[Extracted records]
::::::
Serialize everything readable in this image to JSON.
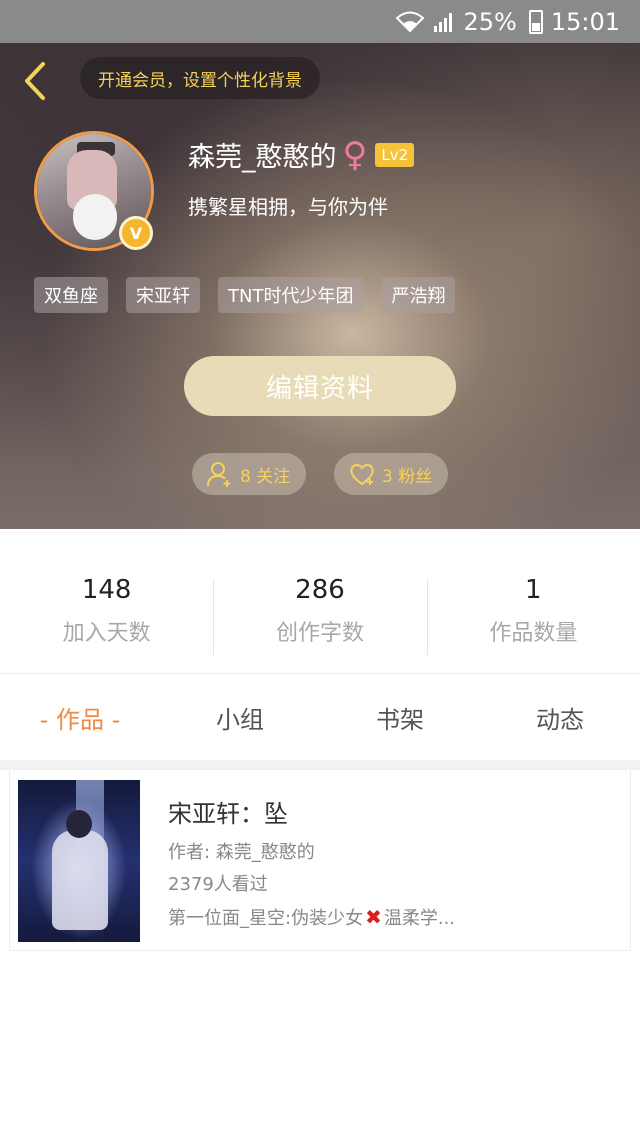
{
  "status_bar": {
    "battery_percent": "25%",
    "time": "15:01"
  },
  "header": {
    "vip_prompt": "开通会员，设置个性化背景"
  },
  "profile": {
    "username": "森莞_憨憨的",
    "gender_symbol": "♀",
    "level": "Lv2",
    "verified_badge": "V",
    "signature": "携繁星相拥，与你为伴",
    "tags": [
      "双鱼座",
      "宋亚轩",
      "TNT时代少年团",
      "严浩翔"
    ],
    "edit_button": "编辑资料",
    "following_label": "8 关注",
    "fans_label": "3 粉丝"
  },
  "stats": [
    {
      "value": "148",
      "label": "加入天数"
    },
    {
      "value": "286",
      "label": "创作字数"
    },
    {
      "value": "1",
      "label": "作品数量"
    }
  ],
  "tabs": [
    {
      "label": "- 作品 -",
      "active": true
    },
    {
      "label": "小组",
      "active": false
    },
    {
      "label": "书架",
      "active": false
    },
    {
      "label": "动态",
      "active": false
    }
  ],
  "works": [
    {
      "title": "宋亚轩：坠",
      "author": "作者: 森莞_憨憨的",
      "views": "2379人看过",
      "desc_part1": "第一位面_星空:伪装少女",
      "desc_mark": "✖",
      "desc_part2": "温柔学..."
    }
  ],
  "colors": {
    "accent": "#f08a42",
    "vip_text": "#f5d25a",
    "edit_button_bg": "#e8dcb8",
    "level_badge": "#f5c23a"
  }
}
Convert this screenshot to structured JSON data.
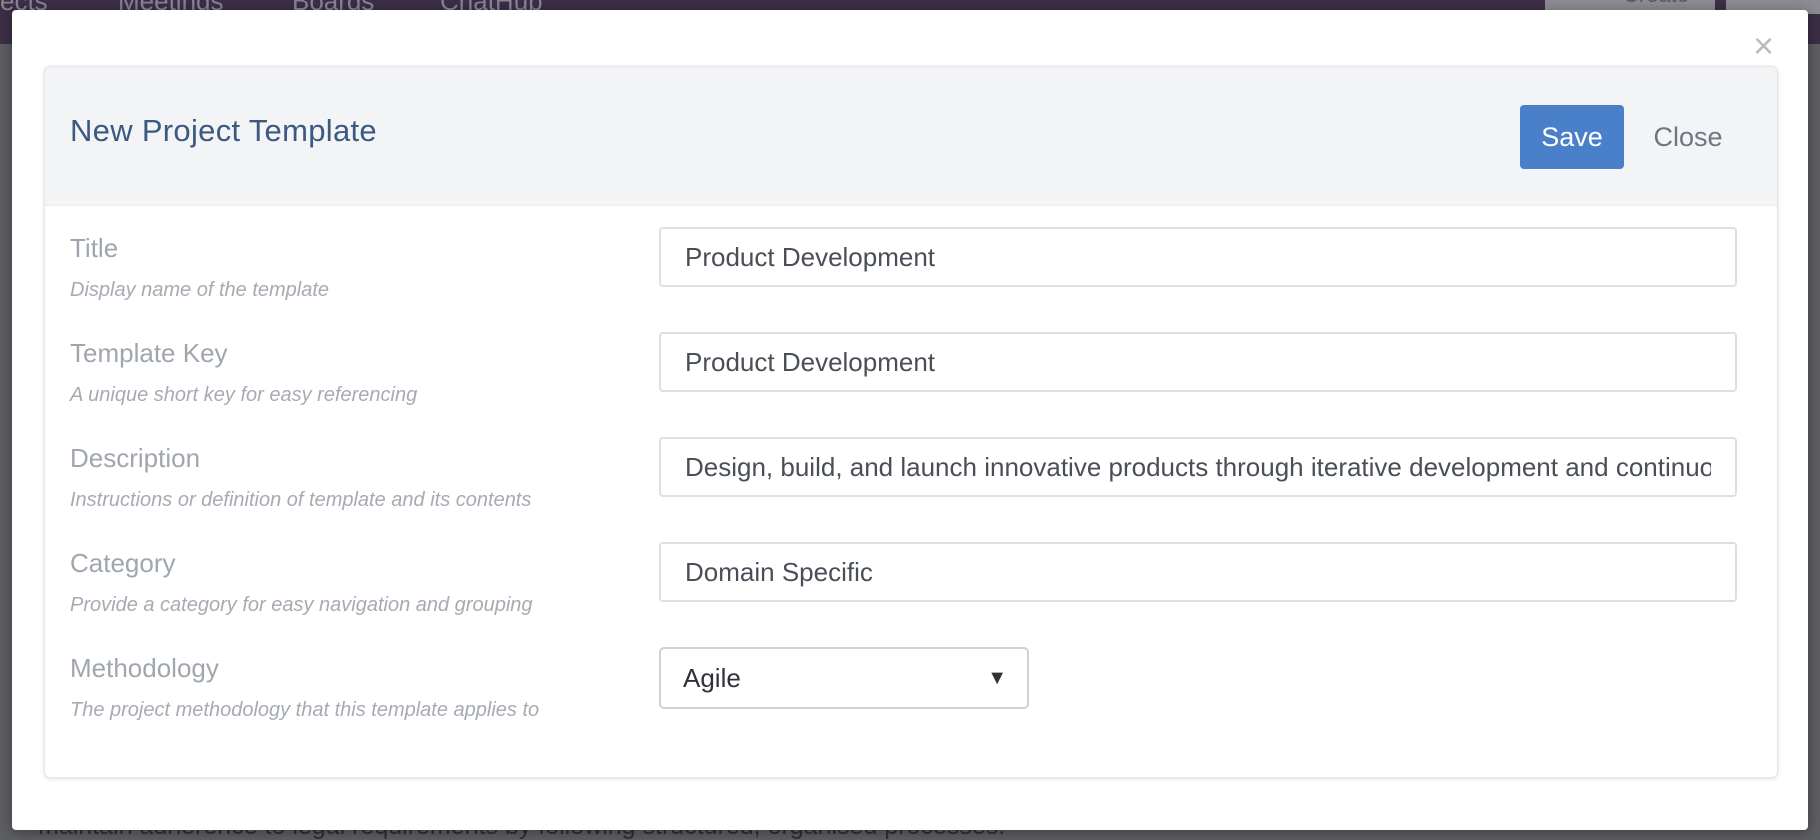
{
  "background": {
    "nav_items": [
      "ects",
      "Meetings",
      "Boards",
      "ChatHub"
    ],
    "create_label": "Create",
    "footer_text": "maintain adherence to legal requirements by following structured, organised processes."
  },
  "modal": {
    "close_icon": "×",
    "title": "New Project Template",
    "save_label": "Save",
    "close_label": "Close",
    "fields": {
      "title": {
        "label": "Title",
        "help": "Display name of the template",
        "value": "Product Development"
      },
      "template_key": {
        "label": "Template Key",
        "help": "A unique short key for easy referencing",
        "value": "Product Development"
      },
      "description": {
        "label": "Description",
        "help": "Instructions or definition of template and its contents",
        "value": "Design, build, and launch innovative products through iterative development and continuous improvement."
      },
      "category": {
        "label": "Category",
        "help": "Provide a category for easy navigation and grouping",
        "value": "Domain Specific"
      },
      "methodology": {
        "label": "Methodology",
        "help": "The project methodology that this template applies to",
        "value": "Agile",
        "arrow": "▼"
      }
    }
  },
  "colors": {
    "accent": "#4a80c9",
    "title": "#3c5a80",
    "label": "#a0a6ae",
    "overlay": "#5d5e62"
  }
}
::::::
▸ EXERCISE DETAILS: Quote the entries above word for word. Leave the images out.

▸ EXERCISE SOLUTION:
Serialize everything readable in this image to JSON.
{
  "status_bar": {
    "battery_percent": "25%",
    "time": "15:01"
  },
  "header": {
    "vip_prompt": "开通会员，设置个性化背景"
  },
  "profile": {
    "username": "森莞_憨憨的",
    "gender_symbol": "♀",
    "level": "Lv2",
    "verified_badge": "V",
    "signature": "携繁星相拥，与你为伴",
    "tags": [
      "双鱼座",
      "宋亚轩",
      "TNT时代少年团",
      "严浩翔"
    ],
    "edit_button": "编辑资料",
    "following_label": "8 关注",
    "fans_label": "3 粉丝"
  },
  "stats": [
    {
      "value": "148",
      "label": "加入天数"
    },
    {
      "value": "286",
      "label": "创作字数"
    },
    {
      "value": "1",
      "label": "作品数量"
    }
  ],
  "tabs": [
    {
      "label": "- 作品 -",
      "active": true
    },
    {
      "label": "小组",
      "active": false
    },
    {
      "label": "书架",
      "active": false
    },
    {
      "label": "动态",
      "active": false
    }
  ],
  "works": [
    {
      "title": "宋亚轩：坠",
      "author": "作者: 森莞_憨憨的",
      "views": "2379人看过",
      "desc_part1": "第一位面_星空:伪装少女",
      "desc_mark": "✖",
      "desc_part2": "温柔学..."
    }
  ],
  "colors": {
    "accent": "#f08a42",
    "vip_text": "#f5d25a",
    "edit_button_bg": "#e8dcb8",
    "level_badge": "#f5c23a"
  }
}
Convert this screenshot to structured JSON data.
{
  "background": {
    "nav_items": [
      "ects",
      "Meetings",
      "Boards",
      "ChatHub"
    ],
    "create_label": "Create",
    "footer_text": "maintain adherence to legal requirements by following structured, organised processes."
  },
  "modal": {
    "close_icon": "×",
    "title": "New Project Template",
    "save_label": "Save",
    "close_label": "Close",
    "fields": {
      "title": {
        "label": "Title",
        "help": "Display name of the template",
        "value": "Product Development"
      },
      "template_key": {
        "label": "Template Key",
        "help": "A unique short key for easy referencing",
        "value": "Product Development"
      },
      "description": {
        "label": "Description",
        "help": "Instructions or definition of template and its contents",
        "value": "Design, build, and launch innovative products through iterative development and continuous improvement."
      },
      "category": {
        "label": "Category",
        "help": "Provide a category for easy navigation and grouping",
        "value": "Domain Specific"
      },
      "methodology": {
        "label": "Methodology",
        "help": "The project methodology that this template applies to",
        "value": "Agile",
        "arrow": "▼"
      }
    }
  },
  "colors": {
    "accent": "#4a80c9",
    "title": "#3c5a80",
    "label": "#a0a6ae",
    "overlay": "#5d5e62"
  }
}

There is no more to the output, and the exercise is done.